─── LISTING ───

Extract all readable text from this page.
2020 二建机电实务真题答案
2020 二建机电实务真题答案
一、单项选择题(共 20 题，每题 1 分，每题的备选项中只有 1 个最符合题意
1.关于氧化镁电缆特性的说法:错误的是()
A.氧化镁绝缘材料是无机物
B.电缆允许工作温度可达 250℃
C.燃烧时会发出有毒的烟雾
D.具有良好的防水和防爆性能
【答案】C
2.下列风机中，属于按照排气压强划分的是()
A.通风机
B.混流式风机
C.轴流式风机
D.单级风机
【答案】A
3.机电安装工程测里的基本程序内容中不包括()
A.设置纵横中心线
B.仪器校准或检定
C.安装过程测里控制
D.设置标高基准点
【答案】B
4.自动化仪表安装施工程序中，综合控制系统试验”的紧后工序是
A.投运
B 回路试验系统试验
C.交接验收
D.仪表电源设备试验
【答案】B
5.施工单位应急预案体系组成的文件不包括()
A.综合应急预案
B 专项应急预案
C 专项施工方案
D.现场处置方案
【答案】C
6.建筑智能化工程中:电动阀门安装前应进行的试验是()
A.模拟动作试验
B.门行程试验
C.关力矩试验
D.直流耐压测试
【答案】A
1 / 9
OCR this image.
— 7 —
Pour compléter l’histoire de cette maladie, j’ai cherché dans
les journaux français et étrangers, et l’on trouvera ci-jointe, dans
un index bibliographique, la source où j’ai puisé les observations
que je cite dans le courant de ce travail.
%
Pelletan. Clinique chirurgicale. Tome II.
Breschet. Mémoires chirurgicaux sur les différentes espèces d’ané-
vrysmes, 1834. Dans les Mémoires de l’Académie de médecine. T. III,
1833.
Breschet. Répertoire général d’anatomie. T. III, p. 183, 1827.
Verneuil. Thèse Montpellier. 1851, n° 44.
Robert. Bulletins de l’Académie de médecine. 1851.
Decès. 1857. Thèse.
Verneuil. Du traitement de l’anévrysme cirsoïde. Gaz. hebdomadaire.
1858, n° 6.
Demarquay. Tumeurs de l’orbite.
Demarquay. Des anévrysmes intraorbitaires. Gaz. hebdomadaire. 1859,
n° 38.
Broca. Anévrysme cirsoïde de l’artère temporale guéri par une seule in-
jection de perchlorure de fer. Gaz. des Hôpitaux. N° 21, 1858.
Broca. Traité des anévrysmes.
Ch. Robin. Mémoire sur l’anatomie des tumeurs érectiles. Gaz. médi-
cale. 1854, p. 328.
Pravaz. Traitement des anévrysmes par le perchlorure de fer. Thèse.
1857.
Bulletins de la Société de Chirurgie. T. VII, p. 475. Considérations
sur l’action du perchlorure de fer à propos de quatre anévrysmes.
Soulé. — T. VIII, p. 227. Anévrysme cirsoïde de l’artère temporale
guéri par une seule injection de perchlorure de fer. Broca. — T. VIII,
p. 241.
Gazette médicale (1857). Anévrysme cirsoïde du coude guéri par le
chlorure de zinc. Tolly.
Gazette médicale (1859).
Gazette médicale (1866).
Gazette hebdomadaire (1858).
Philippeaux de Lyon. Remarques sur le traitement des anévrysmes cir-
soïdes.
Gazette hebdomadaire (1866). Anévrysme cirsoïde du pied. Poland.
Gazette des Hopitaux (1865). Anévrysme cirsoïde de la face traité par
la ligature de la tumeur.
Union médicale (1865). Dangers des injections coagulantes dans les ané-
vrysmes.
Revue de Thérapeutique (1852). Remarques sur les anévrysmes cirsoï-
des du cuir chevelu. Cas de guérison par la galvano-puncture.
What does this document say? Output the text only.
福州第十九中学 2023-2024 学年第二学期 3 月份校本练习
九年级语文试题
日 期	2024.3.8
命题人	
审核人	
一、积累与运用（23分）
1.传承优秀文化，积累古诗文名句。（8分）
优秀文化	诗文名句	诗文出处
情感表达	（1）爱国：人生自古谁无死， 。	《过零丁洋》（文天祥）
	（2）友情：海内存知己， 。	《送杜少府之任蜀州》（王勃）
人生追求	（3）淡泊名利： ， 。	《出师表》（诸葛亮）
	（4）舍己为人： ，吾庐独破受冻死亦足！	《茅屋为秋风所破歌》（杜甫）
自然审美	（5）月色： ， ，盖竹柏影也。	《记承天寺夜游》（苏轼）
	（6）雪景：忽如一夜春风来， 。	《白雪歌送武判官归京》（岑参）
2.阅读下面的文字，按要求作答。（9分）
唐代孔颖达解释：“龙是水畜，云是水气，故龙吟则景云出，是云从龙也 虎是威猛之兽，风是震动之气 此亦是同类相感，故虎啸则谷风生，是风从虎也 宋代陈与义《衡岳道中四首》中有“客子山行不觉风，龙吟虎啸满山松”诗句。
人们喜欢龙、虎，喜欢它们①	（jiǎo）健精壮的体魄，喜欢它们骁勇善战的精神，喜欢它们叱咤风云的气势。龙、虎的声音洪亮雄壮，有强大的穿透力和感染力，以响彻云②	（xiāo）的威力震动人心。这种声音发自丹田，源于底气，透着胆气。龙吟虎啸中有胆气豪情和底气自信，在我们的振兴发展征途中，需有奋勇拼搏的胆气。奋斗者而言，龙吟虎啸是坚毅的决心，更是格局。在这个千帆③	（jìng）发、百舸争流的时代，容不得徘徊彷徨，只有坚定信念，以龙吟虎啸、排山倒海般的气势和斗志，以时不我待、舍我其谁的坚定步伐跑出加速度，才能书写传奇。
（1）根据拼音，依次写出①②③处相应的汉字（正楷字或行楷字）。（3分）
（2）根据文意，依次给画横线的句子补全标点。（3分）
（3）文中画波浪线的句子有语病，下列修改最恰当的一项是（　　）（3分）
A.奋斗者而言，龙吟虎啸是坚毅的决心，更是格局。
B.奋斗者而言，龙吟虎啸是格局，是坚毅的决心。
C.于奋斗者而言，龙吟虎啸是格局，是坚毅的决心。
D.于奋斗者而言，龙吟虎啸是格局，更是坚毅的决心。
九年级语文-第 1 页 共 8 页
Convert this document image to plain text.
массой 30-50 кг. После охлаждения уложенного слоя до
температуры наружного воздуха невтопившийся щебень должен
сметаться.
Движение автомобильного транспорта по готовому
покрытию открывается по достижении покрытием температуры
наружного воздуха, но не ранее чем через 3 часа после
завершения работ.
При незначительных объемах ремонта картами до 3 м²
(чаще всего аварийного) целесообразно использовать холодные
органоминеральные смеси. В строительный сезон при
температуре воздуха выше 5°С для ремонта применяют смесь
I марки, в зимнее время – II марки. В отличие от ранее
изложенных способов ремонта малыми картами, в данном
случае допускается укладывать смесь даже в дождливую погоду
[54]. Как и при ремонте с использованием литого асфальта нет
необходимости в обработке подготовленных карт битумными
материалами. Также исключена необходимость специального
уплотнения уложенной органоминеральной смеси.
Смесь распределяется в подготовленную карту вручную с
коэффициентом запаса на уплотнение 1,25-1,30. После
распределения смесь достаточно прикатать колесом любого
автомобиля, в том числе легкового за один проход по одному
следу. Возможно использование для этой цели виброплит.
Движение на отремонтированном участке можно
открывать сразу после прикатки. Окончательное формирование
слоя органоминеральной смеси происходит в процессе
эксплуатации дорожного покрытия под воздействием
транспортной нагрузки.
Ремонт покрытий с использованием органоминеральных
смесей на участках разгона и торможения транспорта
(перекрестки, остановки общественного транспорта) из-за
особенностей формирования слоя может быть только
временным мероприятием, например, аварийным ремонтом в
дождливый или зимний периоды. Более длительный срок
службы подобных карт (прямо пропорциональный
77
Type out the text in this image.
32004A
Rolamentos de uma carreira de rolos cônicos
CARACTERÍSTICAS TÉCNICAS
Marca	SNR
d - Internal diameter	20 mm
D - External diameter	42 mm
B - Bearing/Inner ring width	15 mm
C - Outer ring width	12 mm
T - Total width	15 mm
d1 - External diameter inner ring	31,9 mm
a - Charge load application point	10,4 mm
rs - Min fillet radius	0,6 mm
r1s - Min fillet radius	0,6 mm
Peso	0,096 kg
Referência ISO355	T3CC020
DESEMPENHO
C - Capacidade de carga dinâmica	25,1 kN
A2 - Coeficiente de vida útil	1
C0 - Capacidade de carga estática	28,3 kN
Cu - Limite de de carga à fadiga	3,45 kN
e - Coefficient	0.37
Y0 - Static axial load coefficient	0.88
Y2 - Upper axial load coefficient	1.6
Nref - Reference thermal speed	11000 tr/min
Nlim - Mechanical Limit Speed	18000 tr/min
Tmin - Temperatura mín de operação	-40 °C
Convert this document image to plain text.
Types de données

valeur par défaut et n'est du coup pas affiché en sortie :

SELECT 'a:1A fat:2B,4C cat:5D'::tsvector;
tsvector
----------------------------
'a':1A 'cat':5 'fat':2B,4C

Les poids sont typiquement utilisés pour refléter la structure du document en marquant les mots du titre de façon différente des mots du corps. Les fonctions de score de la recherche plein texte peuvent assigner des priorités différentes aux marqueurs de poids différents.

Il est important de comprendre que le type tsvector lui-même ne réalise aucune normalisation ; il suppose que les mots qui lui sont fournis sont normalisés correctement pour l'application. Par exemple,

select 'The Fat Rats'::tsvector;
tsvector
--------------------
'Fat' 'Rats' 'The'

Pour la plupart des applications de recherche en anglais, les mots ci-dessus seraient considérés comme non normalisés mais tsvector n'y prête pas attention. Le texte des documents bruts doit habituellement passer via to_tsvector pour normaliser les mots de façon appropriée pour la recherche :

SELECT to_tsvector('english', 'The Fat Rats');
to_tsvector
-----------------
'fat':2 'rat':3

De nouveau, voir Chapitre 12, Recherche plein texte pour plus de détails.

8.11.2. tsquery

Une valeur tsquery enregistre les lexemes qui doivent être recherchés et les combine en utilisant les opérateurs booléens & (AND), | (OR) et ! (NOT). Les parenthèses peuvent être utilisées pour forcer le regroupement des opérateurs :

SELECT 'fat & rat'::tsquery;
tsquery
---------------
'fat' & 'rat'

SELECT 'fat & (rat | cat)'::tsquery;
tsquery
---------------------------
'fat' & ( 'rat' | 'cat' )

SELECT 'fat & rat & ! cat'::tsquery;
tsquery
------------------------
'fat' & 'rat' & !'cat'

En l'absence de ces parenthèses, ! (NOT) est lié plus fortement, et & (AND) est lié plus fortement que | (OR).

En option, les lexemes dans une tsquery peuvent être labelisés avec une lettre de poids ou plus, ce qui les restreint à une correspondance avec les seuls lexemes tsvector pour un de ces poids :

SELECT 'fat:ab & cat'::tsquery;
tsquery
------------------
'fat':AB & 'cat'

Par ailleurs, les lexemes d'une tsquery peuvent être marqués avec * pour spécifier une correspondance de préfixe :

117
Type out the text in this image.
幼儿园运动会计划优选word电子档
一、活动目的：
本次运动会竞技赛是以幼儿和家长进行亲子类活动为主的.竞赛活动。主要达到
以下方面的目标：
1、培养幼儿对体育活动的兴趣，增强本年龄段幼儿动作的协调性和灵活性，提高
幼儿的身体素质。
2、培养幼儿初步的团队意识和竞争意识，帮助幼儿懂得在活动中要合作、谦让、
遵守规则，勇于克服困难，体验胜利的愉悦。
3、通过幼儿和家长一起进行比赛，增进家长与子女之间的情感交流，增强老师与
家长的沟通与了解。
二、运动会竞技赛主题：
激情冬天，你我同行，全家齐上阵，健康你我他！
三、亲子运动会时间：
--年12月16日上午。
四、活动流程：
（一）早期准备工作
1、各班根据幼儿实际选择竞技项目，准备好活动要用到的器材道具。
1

───

> GOAL OF THE EXERCISE:
Scan the records above for the string "смеси", then select every line that holds it.

> WRITTEN SOLUTION:
органоминеральные смеси. В строительный сезон при
уплотнения уложенной органоминеральной смеси.
слоя органоминеральной смеси происходит в процессе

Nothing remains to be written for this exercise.